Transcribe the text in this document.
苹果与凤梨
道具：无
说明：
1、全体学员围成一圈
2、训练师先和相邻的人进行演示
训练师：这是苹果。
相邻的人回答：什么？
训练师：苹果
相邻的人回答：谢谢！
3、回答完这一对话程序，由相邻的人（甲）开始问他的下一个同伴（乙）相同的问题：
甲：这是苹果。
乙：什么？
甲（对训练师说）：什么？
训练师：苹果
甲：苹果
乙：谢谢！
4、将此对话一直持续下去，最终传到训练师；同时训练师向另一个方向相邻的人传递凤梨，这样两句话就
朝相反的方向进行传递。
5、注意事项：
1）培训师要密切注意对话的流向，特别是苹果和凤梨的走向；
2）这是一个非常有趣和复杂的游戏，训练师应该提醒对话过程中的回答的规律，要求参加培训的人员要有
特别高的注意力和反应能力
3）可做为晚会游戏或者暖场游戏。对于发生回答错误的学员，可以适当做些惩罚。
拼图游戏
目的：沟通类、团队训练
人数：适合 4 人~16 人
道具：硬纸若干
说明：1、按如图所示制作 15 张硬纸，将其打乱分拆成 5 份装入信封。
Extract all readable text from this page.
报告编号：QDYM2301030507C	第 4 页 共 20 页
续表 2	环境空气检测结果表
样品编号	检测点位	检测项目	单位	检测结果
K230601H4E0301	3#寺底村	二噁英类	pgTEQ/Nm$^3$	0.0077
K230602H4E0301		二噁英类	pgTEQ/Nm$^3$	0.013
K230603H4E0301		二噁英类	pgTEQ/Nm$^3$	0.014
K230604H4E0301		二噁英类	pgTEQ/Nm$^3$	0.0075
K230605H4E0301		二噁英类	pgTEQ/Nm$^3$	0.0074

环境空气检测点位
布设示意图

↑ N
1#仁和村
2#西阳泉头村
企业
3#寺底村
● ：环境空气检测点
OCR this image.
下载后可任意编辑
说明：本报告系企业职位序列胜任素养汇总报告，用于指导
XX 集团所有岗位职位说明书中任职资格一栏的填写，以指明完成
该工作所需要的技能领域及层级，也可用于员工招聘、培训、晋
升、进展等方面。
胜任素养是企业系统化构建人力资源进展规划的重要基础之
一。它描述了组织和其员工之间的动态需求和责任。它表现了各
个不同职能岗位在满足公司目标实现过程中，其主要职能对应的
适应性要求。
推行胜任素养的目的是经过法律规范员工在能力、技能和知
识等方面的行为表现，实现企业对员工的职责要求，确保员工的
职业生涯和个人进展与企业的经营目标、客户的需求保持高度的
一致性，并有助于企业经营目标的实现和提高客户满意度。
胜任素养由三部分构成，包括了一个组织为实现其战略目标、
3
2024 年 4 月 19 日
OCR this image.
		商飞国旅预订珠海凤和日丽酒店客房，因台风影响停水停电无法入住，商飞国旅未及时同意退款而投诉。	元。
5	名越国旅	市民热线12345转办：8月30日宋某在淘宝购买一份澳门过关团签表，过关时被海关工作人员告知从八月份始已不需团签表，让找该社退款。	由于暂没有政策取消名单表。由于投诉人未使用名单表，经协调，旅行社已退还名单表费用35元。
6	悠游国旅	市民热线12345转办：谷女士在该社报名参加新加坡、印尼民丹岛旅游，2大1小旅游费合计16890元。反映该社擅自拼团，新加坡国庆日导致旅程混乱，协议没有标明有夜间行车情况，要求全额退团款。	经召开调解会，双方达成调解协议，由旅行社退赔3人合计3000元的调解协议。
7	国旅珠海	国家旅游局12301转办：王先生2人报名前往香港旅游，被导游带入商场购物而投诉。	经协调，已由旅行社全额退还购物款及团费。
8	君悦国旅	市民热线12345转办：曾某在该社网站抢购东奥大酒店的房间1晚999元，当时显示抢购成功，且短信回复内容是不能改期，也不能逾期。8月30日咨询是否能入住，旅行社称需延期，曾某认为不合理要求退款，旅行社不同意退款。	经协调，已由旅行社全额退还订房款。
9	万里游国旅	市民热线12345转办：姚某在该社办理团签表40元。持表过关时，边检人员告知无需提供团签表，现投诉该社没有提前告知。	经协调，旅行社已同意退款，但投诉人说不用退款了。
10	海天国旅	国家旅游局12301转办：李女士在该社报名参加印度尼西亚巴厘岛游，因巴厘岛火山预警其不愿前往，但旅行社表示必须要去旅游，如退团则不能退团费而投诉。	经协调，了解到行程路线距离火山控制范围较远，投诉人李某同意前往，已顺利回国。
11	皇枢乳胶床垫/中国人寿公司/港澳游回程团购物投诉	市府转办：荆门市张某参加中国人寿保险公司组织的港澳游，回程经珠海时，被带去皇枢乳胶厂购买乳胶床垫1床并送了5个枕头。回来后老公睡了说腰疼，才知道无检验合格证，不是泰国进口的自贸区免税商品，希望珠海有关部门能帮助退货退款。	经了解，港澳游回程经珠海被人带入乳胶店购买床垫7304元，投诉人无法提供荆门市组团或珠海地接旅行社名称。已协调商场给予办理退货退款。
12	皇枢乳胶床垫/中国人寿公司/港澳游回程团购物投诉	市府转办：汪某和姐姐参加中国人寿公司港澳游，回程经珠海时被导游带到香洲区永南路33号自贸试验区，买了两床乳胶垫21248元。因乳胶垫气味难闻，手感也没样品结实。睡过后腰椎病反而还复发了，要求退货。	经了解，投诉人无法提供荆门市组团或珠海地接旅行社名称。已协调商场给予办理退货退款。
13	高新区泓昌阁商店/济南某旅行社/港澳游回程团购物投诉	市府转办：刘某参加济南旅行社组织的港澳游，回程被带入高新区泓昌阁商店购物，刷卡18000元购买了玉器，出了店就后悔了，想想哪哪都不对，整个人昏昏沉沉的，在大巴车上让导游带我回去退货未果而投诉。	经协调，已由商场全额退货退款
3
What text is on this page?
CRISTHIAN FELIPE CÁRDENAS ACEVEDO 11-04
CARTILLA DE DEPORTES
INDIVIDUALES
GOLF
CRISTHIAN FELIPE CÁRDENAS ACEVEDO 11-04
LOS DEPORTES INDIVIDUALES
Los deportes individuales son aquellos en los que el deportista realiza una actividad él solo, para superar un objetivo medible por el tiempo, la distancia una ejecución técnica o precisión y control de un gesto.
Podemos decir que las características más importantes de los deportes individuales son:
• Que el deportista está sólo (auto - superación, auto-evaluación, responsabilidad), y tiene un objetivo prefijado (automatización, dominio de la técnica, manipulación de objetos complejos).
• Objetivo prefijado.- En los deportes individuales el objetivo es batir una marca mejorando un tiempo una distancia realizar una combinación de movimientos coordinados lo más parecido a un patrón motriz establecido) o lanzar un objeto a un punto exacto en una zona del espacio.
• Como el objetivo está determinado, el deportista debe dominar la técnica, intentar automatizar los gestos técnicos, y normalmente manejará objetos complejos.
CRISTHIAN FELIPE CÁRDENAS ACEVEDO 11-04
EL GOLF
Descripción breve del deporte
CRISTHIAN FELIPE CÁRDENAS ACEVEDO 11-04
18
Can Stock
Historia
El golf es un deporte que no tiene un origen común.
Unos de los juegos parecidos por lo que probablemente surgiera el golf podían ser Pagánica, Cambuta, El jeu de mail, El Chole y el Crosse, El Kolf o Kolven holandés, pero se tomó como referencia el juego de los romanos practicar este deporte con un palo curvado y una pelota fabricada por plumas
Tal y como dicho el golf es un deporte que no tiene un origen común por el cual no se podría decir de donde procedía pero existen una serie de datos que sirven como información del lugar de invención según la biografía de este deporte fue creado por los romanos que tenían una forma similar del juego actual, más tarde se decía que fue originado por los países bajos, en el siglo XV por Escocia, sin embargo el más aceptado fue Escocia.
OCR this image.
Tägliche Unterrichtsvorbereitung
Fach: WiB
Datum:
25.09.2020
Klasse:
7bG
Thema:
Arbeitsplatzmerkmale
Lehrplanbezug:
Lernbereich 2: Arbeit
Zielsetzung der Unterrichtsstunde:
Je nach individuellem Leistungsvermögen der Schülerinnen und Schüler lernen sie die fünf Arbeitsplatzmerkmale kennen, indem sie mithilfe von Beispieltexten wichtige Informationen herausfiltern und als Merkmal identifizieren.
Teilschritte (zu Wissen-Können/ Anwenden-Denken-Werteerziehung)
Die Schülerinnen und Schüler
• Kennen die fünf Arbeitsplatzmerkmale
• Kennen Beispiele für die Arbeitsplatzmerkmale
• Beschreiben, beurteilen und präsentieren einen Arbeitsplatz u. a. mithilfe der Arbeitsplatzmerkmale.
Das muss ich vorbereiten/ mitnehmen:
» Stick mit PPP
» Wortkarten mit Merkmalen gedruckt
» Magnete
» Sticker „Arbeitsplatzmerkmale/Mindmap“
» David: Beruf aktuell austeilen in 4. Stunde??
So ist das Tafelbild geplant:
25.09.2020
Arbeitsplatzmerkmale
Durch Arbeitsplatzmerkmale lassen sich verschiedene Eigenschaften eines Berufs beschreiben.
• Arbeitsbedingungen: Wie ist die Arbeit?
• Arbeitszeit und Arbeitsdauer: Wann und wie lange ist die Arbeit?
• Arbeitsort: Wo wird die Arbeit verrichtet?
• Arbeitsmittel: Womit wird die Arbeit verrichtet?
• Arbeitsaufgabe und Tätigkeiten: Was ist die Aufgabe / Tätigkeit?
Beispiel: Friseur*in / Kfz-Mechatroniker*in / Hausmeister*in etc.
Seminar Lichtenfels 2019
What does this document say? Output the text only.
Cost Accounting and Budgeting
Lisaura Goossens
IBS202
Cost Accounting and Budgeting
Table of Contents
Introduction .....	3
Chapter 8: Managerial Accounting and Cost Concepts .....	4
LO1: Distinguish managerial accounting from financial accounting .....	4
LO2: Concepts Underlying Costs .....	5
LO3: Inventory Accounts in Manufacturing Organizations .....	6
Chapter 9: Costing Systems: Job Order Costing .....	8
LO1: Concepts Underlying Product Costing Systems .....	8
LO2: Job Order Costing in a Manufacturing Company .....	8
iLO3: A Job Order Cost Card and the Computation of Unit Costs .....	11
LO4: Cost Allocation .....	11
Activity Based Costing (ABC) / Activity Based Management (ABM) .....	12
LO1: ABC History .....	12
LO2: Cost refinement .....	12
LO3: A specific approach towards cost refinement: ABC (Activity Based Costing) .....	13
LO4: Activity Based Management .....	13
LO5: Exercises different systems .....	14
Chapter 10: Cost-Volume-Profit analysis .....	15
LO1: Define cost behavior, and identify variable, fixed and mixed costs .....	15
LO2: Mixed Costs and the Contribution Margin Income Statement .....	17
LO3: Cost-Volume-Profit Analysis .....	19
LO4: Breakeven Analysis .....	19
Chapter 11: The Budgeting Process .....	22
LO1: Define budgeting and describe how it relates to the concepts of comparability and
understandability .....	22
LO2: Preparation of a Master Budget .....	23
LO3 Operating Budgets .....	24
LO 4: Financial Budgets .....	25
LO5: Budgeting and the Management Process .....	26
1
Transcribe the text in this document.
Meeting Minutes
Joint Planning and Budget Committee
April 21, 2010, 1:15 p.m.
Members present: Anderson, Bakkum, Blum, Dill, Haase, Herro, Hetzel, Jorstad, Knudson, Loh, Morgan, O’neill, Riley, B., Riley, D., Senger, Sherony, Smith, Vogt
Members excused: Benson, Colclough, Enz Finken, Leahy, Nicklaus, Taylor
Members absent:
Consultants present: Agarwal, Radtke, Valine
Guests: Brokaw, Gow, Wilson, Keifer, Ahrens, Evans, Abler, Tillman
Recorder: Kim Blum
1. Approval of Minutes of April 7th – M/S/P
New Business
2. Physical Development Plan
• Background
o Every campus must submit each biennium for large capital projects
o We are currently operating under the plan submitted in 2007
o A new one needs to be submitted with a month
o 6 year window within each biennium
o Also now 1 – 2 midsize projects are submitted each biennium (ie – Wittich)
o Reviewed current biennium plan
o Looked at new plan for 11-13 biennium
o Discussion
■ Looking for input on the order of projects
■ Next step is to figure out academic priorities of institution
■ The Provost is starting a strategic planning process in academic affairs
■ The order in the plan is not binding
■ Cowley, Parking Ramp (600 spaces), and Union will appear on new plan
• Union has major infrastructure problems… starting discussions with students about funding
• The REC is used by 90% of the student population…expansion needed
....
» **PROBLEM TO WORK ON**
Copy out each line of the data containing the string "prefijado".

» **SOLUTION FOR THIS EXERCISE**
• Que el deportista está sólo (auto - superación, auto-evaluación, responsabilidad), y tiene un objetivo prefijado (automatización, dominio de la técnica, manipulación de objetos complejos).
• Objetivo prefijado.- En los deportes individuales el objetivo es batir una marca mejorando un tiempo una distancia realizar una combinación de movimientos coordinados lo más parecido a un patrón motriz establecido) o lanzar un objeto a un punto exacto en una zona del espacio.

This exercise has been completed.